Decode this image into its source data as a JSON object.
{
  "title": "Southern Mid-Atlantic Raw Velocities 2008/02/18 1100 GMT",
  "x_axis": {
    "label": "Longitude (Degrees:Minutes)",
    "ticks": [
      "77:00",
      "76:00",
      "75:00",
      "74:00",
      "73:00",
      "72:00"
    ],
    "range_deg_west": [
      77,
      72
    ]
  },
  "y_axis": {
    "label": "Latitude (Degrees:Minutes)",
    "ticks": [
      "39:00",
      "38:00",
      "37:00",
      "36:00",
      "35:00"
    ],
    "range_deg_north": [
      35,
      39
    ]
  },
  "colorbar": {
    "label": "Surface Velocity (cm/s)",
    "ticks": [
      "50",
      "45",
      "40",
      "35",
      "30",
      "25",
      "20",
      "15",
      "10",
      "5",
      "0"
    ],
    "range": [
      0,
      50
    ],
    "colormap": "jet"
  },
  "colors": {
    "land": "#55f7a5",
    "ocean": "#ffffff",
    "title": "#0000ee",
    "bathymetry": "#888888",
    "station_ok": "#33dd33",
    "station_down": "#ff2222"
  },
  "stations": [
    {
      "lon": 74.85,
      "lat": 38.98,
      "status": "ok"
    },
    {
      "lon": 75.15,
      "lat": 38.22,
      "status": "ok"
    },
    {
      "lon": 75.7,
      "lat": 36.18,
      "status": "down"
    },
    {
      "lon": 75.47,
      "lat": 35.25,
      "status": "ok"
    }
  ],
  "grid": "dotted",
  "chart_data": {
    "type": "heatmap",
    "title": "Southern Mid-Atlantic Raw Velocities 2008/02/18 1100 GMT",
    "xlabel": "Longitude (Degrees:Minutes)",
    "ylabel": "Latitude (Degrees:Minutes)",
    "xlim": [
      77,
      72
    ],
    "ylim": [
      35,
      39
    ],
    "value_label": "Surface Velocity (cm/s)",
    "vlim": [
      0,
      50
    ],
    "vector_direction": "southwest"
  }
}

## TASK TO CARRY OUT
Each line of the material above needs to be quoted exactly, please.

## EXERCISE RESULT
Decode this image into its source data as a JSON object.
{
  "title": "Southern Mid-Atlantic Raw Velocities 2008/02/18 1100 GMT",
  "x_axis": {
    "label": "Longitude (Degrees:Minutes)",
    "ticks": [
      "77:00",
      "76:00",
      "75:00",
      "74:00",
      "73:00",
      "72:00"
    ],
    "range_deg_west": [
      77,
      72
    ]
  },
  "y_axis": {
    "label": "Latitude (Degrees:Minutes)",
    "ticks": [
      "39:00",
      "38:00",
      "37:00",
      "36:00",
      "35:00"
    ],
    "range_deg_north": [
      35,
      39
    ]
  },
  "colorbar": {
    "label": "Surface Velocity (cm/s)",
    "ticks": [
      "50",
      "45",
      "40",
      "35",
      "30",
      "25",
      "20",
      "15",
      "10",
      "5",
      "0"
    ],
    "range": [
      0,
      50
    ],
    "colormap": "jet"
  },
  "colors": {
    "land": "#55f7a5",
    "ocean": "#ffffff",
    "title": "#0000ee",
    "bathymetry": "#888888",
    "station_ok": "#33dd33",
    "station_down": "#ff2222"
  },
  "stations": [
    {
      "lon": 74.85,
      "lat": 38.98,
      "status": "ok"
    },
    {
      "lon": 75.15,
      "lat": 38.22,
      "status": "ok"
    },
    {
      "lon": 75.7,
      "lat": 36.18,
      "status": "down"
    },
    {
      "lon": 75.47,
      "lat": 35.25,
      "status": "ok"
    }
  ],
  "grid": "dotted",
  "chart_data": {
    "type": "heatmap",
    "title": "Southern Mid-Atlantic Raw Velocities 2008/02/18 1100 GMT",
    "xlabel": "Longitude (Degrees:Minutes)",
    "ylabel": "Latitude (Degrees:Minutes)",
    "xlim": [
      77,
      72
    ],
    "ylim": [
      35,
      39
    ],
    "value_label": "Surface Velocity (cm/s)",
    "vlim": [
      0,
      50
    ],
    "vector_direction": "southwest"
  }
}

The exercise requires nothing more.